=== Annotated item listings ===
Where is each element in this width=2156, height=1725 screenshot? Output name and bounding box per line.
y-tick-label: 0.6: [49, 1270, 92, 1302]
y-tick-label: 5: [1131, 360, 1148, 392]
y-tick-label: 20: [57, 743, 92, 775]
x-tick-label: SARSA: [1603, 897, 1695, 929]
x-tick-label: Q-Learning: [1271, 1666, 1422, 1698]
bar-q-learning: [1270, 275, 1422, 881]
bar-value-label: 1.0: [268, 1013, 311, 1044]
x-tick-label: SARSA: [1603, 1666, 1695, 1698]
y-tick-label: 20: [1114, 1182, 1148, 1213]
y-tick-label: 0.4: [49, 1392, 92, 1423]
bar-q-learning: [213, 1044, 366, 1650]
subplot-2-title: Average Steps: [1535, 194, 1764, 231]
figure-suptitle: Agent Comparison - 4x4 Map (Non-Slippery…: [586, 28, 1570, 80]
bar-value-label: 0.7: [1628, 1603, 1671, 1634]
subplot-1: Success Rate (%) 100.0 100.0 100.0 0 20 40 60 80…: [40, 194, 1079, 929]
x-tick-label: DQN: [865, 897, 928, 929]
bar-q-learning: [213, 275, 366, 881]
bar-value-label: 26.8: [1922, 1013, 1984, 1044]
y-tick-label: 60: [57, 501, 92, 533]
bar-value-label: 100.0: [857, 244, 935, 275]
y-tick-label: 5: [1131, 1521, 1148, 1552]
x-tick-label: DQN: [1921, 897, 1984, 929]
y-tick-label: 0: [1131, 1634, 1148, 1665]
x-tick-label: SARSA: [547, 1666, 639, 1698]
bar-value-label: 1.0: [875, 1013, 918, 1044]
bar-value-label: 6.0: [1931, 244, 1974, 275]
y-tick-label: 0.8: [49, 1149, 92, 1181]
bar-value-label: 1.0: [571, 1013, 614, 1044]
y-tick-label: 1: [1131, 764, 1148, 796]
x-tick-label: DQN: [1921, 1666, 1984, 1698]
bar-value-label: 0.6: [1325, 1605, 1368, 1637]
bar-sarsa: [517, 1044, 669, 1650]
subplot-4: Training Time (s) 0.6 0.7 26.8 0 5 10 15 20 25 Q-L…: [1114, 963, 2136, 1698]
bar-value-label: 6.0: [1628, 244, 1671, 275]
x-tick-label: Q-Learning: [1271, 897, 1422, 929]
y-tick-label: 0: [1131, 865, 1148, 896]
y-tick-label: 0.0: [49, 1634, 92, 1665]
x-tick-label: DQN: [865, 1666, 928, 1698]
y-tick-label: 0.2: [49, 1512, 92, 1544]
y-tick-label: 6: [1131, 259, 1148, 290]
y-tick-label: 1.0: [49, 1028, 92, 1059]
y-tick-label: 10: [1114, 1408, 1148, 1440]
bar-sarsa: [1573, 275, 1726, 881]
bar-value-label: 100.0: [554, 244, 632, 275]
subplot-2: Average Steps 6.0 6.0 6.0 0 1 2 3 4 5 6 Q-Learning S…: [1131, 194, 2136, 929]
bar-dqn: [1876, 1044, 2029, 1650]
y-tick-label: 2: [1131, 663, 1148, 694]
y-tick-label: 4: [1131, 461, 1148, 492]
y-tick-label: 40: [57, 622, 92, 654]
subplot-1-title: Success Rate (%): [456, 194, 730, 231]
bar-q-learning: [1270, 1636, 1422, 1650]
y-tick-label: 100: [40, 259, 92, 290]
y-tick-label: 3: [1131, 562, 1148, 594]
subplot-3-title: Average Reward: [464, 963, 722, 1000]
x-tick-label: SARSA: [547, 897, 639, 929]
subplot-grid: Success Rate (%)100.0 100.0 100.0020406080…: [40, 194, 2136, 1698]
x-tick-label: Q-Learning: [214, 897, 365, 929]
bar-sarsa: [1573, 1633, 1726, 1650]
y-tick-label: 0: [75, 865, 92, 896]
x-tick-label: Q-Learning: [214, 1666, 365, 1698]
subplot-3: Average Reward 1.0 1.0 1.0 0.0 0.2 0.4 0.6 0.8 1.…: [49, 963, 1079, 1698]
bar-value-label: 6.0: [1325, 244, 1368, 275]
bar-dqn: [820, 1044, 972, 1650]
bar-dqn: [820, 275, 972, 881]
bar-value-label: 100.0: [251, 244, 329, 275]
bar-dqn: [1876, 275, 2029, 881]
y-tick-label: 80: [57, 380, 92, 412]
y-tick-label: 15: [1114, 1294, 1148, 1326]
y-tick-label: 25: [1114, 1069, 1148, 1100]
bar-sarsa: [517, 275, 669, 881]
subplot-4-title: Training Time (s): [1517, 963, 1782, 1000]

=== EXERCISE OBJECTIVE ===
Could you copy out, word for word, everything from the start of the items down to the line containing "figure-suptitle: Agent Comparison", including both of those ends?

=== SOLUTION TO THE PROBLEM ===
Where is each element in this width=2156, height=1725 screenshot? Output name and bounding box per line.
y-tick-label: 0.6: [49, 1270, 92, 1302]
y-tick-label: 5: [1131, 360, 1148, 392]
y-tick-label: 20: [57, 743, 92, 775]
x-tick-label: SARSA: [1603, 897, 1695, 929]
x-tick-label: Q-Learning: [1271, 1666, 1422, 1698]
bar-q-learning: [1270, 275, 1422, 881]
bar-value-label: 1.0: [268, 1013, 311, 1044]
x-tick-label: SARSA: [1603, 1666, 1695, 1698]
y-tick-label: 20: [1114, 1182, 1148, 1213]
y-tick-label: 0.4: [49, 1392, 92, 1423]
bar-q-learning: [213, 1044, 366, 1650]
subplot-2-title: Average Steps: [1535, 194, 1764, 231]
figure-suptitle: Agent Comparison - 4x4 Map (Non-Slippery…: [586, 28, 1570, 80]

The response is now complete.